* begin Data provided *
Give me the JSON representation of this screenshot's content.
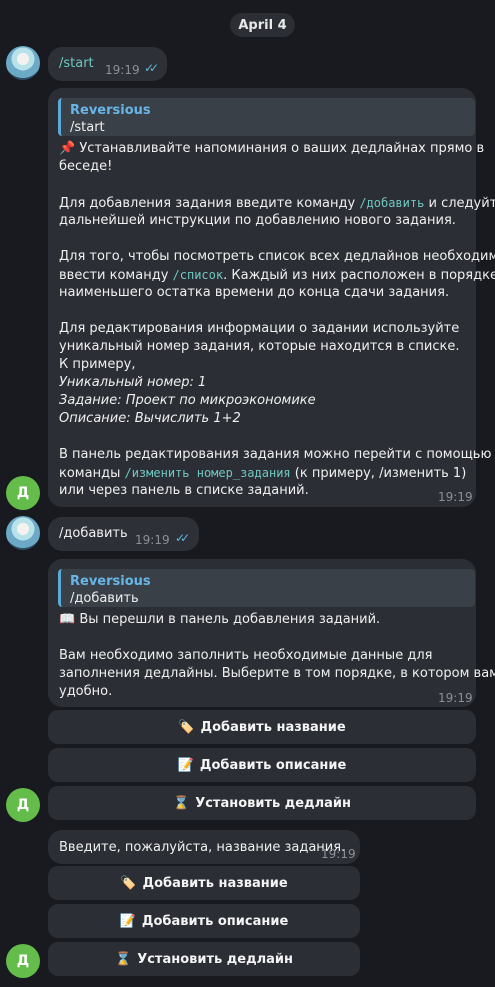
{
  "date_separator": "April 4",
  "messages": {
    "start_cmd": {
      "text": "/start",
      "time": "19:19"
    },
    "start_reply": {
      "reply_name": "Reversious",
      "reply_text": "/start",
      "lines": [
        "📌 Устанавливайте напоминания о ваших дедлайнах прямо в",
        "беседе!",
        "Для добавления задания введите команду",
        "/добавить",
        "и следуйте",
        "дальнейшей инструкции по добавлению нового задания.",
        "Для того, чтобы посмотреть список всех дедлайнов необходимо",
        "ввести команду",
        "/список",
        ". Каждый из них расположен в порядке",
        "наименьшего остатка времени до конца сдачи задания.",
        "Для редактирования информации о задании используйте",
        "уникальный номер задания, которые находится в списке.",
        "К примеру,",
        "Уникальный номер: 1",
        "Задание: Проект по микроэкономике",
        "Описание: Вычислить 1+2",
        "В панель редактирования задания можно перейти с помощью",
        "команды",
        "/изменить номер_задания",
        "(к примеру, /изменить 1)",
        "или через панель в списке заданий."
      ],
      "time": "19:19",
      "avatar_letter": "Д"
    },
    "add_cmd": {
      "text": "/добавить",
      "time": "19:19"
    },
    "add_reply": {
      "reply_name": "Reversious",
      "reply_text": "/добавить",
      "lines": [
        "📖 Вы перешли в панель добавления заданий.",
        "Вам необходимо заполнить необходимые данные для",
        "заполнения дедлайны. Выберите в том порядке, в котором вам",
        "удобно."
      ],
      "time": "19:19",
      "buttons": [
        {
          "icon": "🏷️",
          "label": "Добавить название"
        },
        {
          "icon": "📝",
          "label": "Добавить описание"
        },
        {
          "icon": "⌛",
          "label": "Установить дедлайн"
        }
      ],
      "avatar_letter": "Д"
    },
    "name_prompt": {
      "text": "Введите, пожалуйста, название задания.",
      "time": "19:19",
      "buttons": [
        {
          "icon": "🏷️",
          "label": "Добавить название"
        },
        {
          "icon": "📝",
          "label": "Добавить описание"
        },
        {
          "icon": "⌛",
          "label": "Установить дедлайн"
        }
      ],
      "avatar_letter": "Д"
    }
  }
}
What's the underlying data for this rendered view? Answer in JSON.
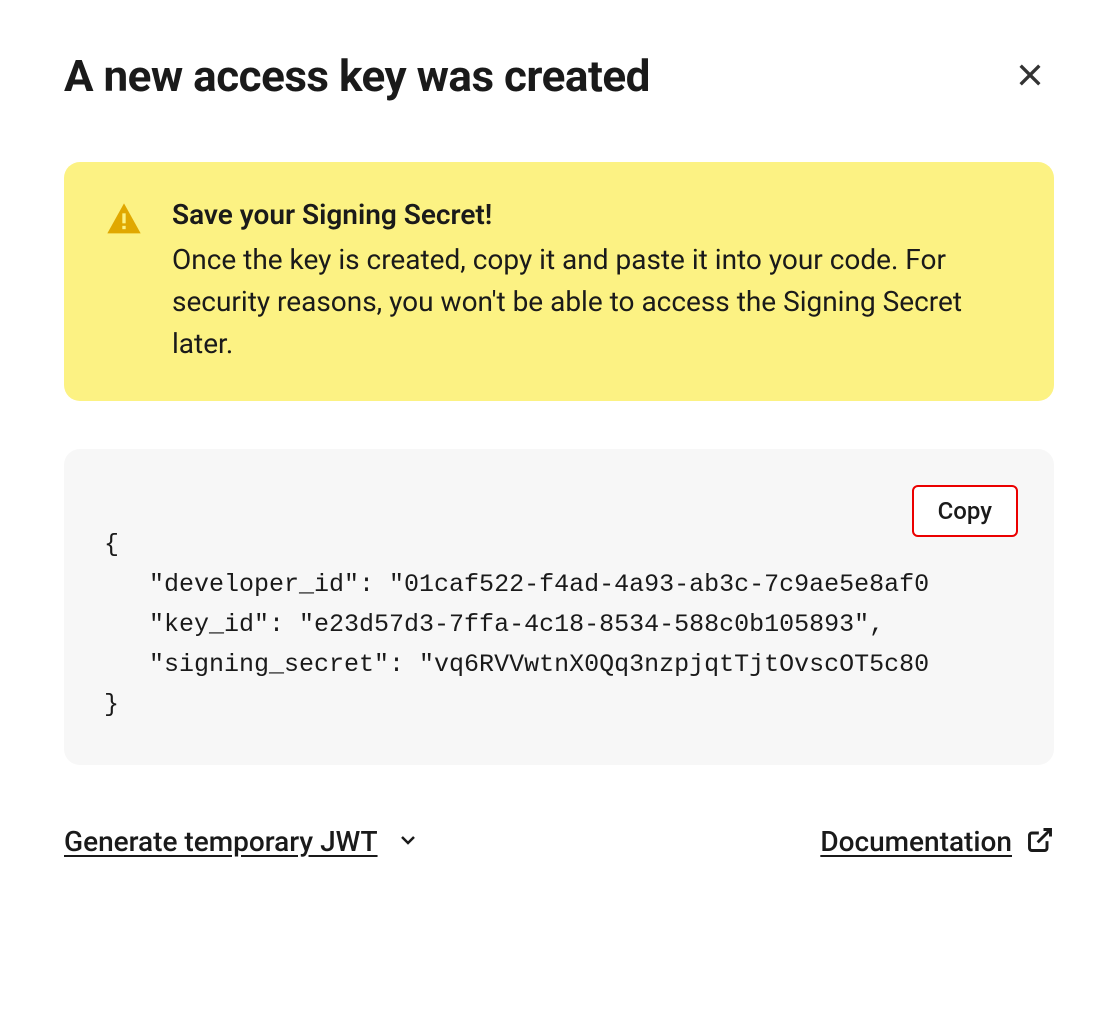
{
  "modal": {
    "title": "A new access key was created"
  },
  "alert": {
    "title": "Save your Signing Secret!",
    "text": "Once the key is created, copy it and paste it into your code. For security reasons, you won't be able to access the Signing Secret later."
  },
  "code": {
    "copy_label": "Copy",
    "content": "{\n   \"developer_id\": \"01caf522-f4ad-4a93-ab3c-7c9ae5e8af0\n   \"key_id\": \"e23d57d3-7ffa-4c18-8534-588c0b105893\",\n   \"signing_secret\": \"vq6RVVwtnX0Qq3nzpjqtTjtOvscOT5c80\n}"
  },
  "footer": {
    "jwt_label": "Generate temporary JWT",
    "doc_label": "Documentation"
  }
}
* end Data provided *
* begin Data provided *
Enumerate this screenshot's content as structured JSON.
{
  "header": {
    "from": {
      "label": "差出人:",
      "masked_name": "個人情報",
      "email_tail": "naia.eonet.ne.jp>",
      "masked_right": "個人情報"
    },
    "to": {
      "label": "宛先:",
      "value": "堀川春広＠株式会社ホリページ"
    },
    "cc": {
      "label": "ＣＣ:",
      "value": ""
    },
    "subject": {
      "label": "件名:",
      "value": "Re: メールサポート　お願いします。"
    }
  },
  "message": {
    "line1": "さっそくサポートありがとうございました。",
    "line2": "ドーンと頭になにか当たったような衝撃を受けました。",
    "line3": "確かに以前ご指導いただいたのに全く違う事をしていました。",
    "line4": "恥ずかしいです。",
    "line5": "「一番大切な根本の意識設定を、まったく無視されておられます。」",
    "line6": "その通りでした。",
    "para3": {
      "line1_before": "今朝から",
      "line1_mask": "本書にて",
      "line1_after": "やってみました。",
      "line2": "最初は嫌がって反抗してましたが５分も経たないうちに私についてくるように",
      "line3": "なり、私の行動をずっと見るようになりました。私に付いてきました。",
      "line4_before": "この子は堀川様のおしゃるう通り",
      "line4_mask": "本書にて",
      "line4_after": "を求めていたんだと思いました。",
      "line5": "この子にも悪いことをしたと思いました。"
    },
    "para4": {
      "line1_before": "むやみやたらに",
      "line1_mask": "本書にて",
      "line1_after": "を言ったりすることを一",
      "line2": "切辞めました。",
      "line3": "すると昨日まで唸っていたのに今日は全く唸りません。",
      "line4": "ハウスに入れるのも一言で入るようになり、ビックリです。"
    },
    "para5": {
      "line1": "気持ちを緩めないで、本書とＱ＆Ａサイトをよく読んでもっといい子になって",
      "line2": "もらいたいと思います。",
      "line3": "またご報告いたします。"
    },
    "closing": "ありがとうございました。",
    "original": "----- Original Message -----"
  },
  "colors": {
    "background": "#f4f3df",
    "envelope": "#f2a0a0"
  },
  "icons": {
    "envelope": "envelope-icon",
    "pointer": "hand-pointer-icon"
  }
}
* end Data provided *
* [To do]:
Show every line above in which the word "панель" occurs.

* [Response to this task]:
        "В панель редактирования задания можно перейти с помощью",
        "или через панель в списке заданий."
        "📖 Вы перешли в панель добавления заданий.",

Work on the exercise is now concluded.